Given instruction » Type out the data exactly as given. Skip any image.

Dataset items
■ ■ ■ ■
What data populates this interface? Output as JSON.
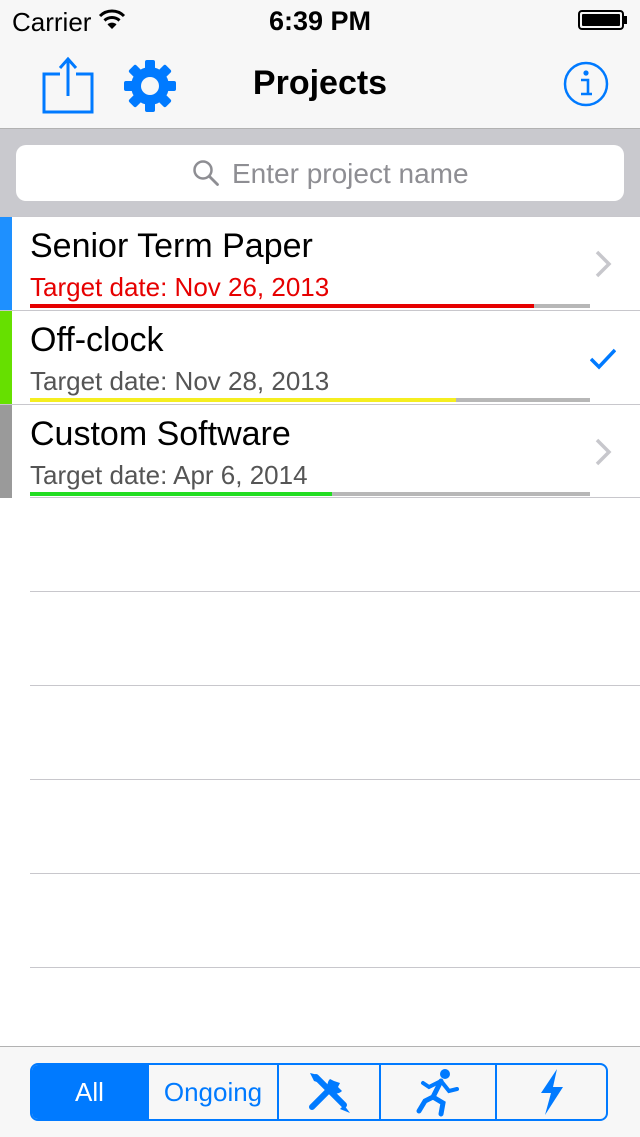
{
  "status_bar": {
    "carrier": "Carrier",
    "time": "6:39 PM"
  },
  "nav": {
    "title": "Projects",
    "left_icons": [
      "share-icon",
      "gear-icon"
    ],
    "right_icon": "info-icon"
  },
  "search": {
    "placeholder": "Enter project name",
    "value": ""
  },
  "projects": [
    {
      "name": "Senior Term Paper",
      "date": "Target date: Nov 26, 2013",
      "strip_color": "#1e90ff",
      "date_color": "#e60000",
      "progress": 0.9,
      "progress_color": "#e60000",
      "accessory": "chevron-right-icon"
    },
    {
      "name": "Off-clock",
      "date": "Target date: Nov 28, 2013",
      "strip_color": "#66e000",
      "date_color": "#555555",
      "progress": 0.76,
      "progress_color": "#f5ee20",
      "accessory": "checkmark-icon"
    },
    {
      "name": "Custom Software",
      "date": "Target date: Apr 6, 2014",
      "strip_color": "#9a9a9a",
      "date_color": "#555555",
      "progress": 0.54,
      "progress_color": "#22dd22",
      "accessory": "chevron-right-icon"
    }
  ],
  "filter": {
    "all_label": "All",
    "ongoing_label": "Ongoing",
    "icon_segments": [
      "tools-icon",
      "running-man-icon",
      "lightning-icon"
    ],
    "selected": "All",
    "accent": "#007aff"
  }
}
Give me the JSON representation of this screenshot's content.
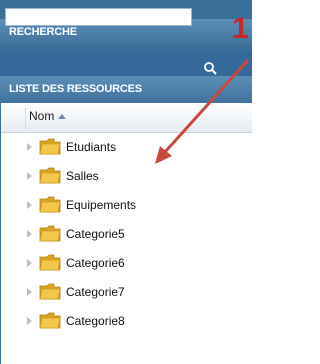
{
  "panel": {
    "search_header": "RECHERCHE",
    "search_value": "",
    "list_header": "LISTE DES RESSOURCES",
    "column_header": "Nom"
  },
  "tree_items": [
    {
      "label": "Etudiants"
    },
    {
      "label": "Salles"
    },
    {
      "label": "Equipements"
    },
    {
      "label": "Categorie5"
    },
    {
      "label": "Categorie6"
    },
    {
      "label": "Categorie7"
    },
    {
      "label": "Categorie8"
    }
  ],
  "annotation": {
    "number": "1",
    "color": "#c62828"
  },
  "colors": {
    "panel_bg": "#3a6f9a",
    "folder": "#f4c64a"
  },
  "icons": {
    "search": "search-icon",
    "folder": "folder-icon",
    "expander": "expander-triangle-icon",
    "sort": "sort-ascending-icon"
  }
}
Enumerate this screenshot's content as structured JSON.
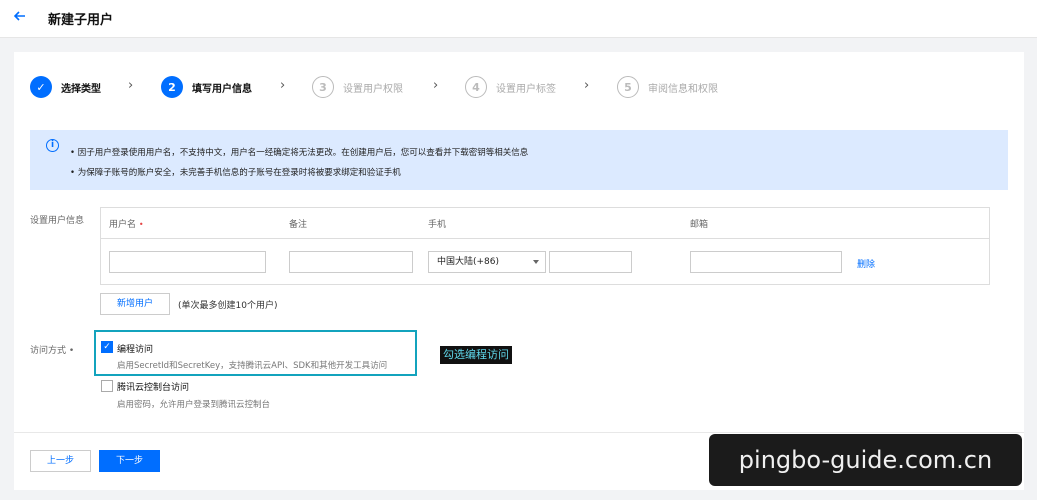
{
  "header": {
    "back_icon": "arrow-left-icon",
    "title": "新建子用户"
  },
  "steps": [
    {
      "number": "✓",
      "label": "选择类型",
      "state": "done"
    },
    {
      "number": "2",
      "label": "填写用户信息",
      "state": "active"
    },
    {
      "number": "3",
      "label": "设置用户权限",
      "state": "todo"
    },
    {
      "number": "4",
      "label": "设置用户标签",
      "state": "todo"
    },
    {
      "number": "5",
      "label": "审阅信息和权限",
      "state": "todo"
    }
  ],
  "notice": {
    "icon": "info-icon",
    "lines": [
      "• 因子用户登录使用用户名，不支持中文，用户名一经确定将无法更改。在创建用户后，您可以查看并下载密钥等相关信息",
      "• 为保障子账号的账户安全，未完善手机信息的子账号在登录时将被要求绑定和验证手机"
    ]
  },
  "user_info": {
    "section_label": "设置用户信息",
    "columns": {
      "username": "用户名",
      "required_mark": "•",
      "remark": "备注",
      "phone": "手机",
      "email": "邮箱"
    },
    "row": {
      "username": "",
      "remark": "",
      "country_code": "中国大陆(+86)",
      "phone": "",
      "email": "",
      "delete_label": "删除"
    },
    "add_user_label": "新增用户",
    "add_hint": "(单次最多创建10个用户)"
  },
  "access": {
    "section_label": "访问方式 •",
    "options": [
      {
        "title": "编程访问",
        "desc": "启用SecretId和SecretKey，支持腾讯云API、SDK和其他开发工具访问",
        "checked": true
      },
      {
        "title": "腾讯云控制台访问",
        "desc": "启用密码，允许用户登录到腾讯云控制台",
        "checked": false
      }
    ],
    "callout": "勾选编程访问"
  },
  "footer": {
    "prev_label": "上一步",
    "next_label": "下一步"
  },
  "watermark": "pingbo-guide.com.cn",
  "colors": {
    "primary": "#006eff",
    "notice_bg": "#dceaff",
    "highlight_border": "#13a3bd",
    "callout_text": "#5fd7ea",
    "required": "#e54545"
  }
}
■ ■ ■ ■
Finished answer »
What data populates this interface? Output as JSON.
{
  "status_bar": {
    "carrier": "Carrier",
    "time": "6:39 PM"
  },
  "nav": {
    "title": "Projects",
    "left_icons": [
      "share-icon",
      "gear-icon"
    ],
    "right_icon": "info-icon"
  },
  "search": {
    "placeholder": "Enter project name",
    "value": ""
  },
  "projects": [
    {
      "name": "Senior Term Paper",
      "date": "Target date: Nov 26, 2013",
      "strip_color": "#1e90ff",
      "date_color": "#e60000",
      "progress": 0.9,
      "progress_color": "#e60000",
      "accessory": "chevron-right-icon"
    },
    {
      "name": "Off-clock",
      "date": "Target date: Nov 28, 2013",
      "strip_color": "#66e000",
      "date_color": "#555555",
      "progress": 0.76,
      "progress_color": "#f5ee20",
      "accessory": "checkmark-icon"
    },
    {
      "name": "Custom Software",
      "date": "Target date: Apr 6, 2014",
      "strip_color": "#9a9a9a",
      "date_color": "#555555",
      "progress": 0.54,
      "progress_color": "#22dd22",
      "accessory": "chevron-right-icon"
    }
  ],
  "filter": {
    "all_label": "All",
    "ongoing_label": "Ongoing",
    "icon_segments": [
      "tools-icon",
      "running-man-icon",
      "lightning-icon"
    ],
    "selected": "All",
    "accent": "#007aff"
  }
}
Give me the JSON representation of this screenshot's content.
{
  "panel": {
    "search_header": "RECHERCHE",
    "search_value": "",
    "list_header": "LISTE DES RESSOURCES",
    "column_header": "Nom"
  },
  "tree_items": [
    {
      "label": "Etudiants"
    },
    {
      "label": "Salles"
    },
    {
      "label": "Equipements"
    },
    {
      "label": "Categorie5"
    },
    {
      "label": "Categorie6"
    },
    {
      "label": "Categorie7"
    },
    {
      "label": "Categorie8"
    }
  ],
  "annotation": {
    "number": "1",
    "color": "#c62828"
  },
  "colors": {
    "panel_bg": "#3a6f9a",
    "folder": "#f4c64a"
  },
  "icons": {
    "search": "search-icon",
    "folder": "folder-icon",
    "expander": "expander-triangle-icon",
    "sort": "sort-ascending-icon"
  }
}
Enumerate this screenshot's content as structured JSON.
{
  "header": {
    "back_icon": "arrow-left-icon",
    "title": "新建子用户"
  },
  "steps": [
    {
      "number": "✓",
      "label": "选择类型",
      "state": "done"
    },
    {
      "number": "2",
      "label": "填写用户信息",
      "state": "active"
    },
    {
      "number": "3",
      "label": "设置用户权限",
      "state": "todo"
    },
    {
      "number": "4",
      "label": "设置用户标签",
      "state": "todo"
    },
    {
      "number": "5",
      "label": "审阅信息和权限",
      "state": "todo"
    }
  ],
  "notice": {
    "icon": "info-icon",
    "lines": [
      "• 因子用户登录使用用户名，不支持中文，用户名一经确定将无法更改。在创建用户后，您可以查看并下载密钥等相关信息",
      "• 为保障子账号的账户安全，未完善手机信息的子账号在登录时将被要求绑定和验证手机"
    ]
  },
  "user_info": {
    "section_label": "设置用户信息",
    "columns": {
      "username": "用户名",
      "required_mark": "•",
      "remark": "备注",
      "phone": "手机",
      "email": "邮箱"
    },
    "row": {
      "username": "",
      "remark": "",
      "country_code": "中国大陆(+86)",
      "phone": "",
      "email": "",
      "delete_label": "删除"
    },
    "add_user_label": "新增用户",
    "add_hint": "(单次最多创建10个用户)"
  },
  "access": {
    "section_label": "访问方式 •",
    "options": [
      {
        "title": "编程访问",
        "desc": "启用SecretId和SecretKey，支持腾讯云API、SDK和其他开发工具访问",
        "checked": true
      },
      {
        "title": "腾讯云控制台访问",
        "desc": "启用密码，允许用户登录到腾讯云控制台",
        "checked": false
      }
    ],
    "callout": "勾选编程访问"
  },
  "footer": {
    "prev_label": "上一步",
    "next_label": "下一步"
  },
  "watermark": "pingbo-guide.com.cn",
  "colors": {
    "primary": "#006eff",
    "notice_bg": "#dceaff",
    "highlight_border": "#13a3bd",
    "callout_text": "#5fd7ea",
    "required": "#e54545"
  }
}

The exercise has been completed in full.